**AIM**. In the entries that follow, find the word "this" and report each line it is on.

[Data entries]
——

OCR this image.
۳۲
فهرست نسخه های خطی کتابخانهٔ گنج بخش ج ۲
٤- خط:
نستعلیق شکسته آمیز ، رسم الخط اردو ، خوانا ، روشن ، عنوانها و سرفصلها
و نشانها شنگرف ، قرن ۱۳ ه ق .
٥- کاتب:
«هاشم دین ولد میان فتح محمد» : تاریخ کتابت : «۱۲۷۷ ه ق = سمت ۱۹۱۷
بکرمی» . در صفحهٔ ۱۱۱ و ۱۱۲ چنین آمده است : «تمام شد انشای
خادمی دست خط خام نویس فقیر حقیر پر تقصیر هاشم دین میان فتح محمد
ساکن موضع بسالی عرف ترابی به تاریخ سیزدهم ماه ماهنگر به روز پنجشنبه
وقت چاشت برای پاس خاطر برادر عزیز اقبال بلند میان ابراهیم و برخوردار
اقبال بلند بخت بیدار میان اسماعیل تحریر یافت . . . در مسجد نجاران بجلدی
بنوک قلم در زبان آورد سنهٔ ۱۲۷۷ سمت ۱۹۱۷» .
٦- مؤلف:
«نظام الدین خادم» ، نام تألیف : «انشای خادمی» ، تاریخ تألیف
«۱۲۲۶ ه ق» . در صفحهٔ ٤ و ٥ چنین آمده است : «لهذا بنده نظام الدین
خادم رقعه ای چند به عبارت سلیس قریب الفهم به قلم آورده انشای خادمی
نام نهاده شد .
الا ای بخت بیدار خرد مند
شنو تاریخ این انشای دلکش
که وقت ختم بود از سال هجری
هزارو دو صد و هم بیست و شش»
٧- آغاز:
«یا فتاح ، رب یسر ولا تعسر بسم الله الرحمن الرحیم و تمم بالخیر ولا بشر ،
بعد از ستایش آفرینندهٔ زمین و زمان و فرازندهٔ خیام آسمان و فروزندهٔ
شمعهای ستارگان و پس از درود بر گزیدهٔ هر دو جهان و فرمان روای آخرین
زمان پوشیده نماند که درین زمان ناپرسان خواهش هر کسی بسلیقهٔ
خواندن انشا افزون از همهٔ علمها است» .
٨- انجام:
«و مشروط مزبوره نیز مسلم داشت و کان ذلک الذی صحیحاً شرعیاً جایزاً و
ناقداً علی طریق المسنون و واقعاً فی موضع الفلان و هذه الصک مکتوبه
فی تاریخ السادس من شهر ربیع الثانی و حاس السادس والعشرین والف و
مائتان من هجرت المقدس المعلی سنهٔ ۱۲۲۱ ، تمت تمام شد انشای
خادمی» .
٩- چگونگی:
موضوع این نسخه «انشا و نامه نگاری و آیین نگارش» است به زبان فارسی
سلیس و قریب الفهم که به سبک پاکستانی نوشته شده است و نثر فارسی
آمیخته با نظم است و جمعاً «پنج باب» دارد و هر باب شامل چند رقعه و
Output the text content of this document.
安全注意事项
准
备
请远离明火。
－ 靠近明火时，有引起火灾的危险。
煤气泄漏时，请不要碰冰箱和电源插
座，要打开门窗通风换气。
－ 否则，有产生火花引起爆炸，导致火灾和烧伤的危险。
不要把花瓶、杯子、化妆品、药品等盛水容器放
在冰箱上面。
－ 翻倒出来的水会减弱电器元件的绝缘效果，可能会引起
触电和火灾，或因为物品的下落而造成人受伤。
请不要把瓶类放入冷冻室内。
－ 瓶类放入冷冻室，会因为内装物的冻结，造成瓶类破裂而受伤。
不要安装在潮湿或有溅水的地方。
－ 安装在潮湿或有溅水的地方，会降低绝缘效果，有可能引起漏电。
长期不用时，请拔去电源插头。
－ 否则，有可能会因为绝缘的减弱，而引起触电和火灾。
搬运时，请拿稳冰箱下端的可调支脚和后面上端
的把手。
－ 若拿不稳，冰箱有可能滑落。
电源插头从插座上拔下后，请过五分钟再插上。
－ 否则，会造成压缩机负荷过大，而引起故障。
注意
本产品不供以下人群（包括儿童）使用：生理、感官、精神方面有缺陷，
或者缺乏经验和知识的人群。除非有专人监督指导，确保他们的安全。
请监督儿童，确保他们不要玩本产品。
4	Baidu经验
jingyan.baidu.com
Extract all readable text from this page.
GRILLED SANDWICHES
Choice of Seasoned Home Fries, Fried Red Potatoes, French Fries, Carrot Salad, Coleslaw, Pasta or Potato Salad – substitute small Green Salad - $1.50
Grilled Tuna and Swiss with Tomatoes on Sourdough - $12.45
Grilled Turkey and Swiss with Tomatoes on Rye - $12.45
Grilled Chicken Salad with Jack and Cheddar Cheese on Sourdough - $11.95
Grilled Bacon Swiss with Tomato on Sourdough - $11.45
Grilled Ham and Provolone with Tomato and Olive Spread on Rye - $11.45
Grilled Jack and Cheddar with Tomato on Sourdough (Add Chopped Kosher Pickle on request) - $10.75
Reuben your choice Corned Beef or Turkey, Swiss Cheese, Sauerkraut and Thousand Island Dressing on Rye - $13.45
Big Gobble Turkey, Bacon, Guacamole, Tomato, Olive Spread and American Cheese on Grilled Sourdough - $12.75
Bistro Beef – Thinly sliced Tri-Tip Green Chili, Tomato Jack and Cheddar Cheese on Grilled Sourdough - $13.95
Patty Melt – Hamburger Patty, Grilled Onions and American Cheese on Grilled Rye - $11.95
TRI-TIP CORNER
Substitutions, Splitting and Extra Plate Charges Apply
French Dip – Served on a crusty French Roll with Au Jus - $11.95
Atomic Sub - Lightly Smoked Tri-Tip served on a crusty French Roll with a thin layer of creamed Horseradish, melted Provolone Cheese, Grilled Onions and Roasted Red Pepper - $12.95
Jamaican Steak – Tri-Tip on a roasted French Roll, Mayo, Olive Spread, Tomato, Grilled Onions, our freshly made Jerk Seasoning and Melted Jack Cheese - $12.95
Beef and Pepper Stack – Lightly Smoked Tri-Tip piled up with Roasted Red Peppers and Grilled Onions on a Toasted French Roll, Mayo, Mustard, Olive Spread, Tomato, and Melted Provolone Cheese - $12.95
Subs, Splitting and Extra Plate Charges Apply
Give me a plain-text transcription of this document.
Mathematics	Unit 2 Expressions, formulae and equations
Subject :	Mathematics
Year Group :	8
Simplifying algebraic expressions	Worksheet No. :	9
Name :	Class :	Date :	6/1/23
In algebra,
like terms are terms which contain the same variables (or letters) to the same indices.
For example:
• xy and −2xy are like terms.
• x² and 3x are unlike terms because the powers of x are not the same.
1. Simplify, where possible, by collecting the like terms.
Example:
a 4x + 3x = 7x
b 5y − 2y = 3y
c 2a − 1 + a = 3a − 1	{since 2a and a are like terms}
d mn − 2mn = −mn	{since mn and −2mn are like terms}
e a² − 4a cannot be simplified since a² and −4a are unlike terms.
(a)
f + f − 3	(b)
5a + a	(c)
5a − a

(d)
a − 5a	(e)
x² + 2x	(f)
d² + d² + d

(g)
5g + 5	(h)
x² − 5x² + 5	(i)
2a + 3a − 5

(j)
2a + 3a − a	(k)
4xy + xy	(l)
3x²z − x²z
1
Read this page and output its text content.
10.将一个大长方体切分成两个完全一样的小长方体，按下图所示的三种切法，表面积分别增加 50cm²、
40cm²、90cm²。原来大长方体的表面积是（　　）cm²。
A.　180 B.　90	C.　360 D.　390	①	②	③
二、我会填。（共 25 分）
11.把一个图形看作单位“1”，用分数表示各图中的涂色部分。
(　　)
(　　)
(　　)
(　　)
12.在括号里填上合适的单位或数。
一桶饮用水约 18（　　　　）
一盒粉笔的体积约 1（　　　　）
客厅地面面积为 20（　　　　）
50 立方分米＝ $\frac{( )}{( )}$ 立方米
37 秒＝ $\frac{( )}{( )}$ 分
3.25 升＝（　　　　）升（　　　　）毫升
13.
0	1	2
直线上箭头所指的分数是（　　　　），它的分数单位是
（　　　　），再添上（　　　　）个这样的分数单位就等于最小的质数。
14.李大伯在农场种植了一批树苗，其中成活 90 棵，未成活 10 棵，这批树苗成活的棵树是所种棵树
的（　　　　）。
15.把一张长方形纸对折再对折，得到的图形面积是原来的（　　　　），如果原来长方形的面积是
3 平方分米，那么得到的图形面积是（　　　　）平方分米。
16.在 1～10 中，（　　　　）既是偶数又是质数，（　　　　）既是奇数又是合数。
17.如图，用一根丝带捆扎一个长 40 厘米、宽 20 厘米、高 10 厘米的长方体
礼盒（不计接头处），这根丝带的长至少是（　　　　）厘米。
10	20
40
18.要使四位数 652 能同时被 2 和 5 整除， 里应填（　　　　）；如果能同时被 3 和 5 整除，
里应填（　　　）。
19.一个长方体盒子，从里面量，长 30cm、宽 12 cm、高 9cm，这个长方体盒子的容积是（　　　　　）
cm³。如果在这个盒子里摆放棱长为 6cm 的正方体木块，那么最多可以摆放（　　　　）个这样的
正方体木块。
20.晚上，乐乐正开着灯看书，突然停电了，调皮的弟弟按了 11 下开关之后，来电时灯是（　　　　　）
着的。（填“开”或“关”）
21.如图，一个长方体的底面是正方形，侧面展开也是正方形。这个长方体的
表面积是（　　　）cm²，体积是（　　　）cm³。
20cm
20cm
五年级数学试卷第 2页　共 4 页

——

**SOLUTION TO THE PROBLEM**.
OCR this image.
Output the text content of this document.
Extract all readable text from this page.
Give me a plain-text transcription of this document.
Read this page and output its text content.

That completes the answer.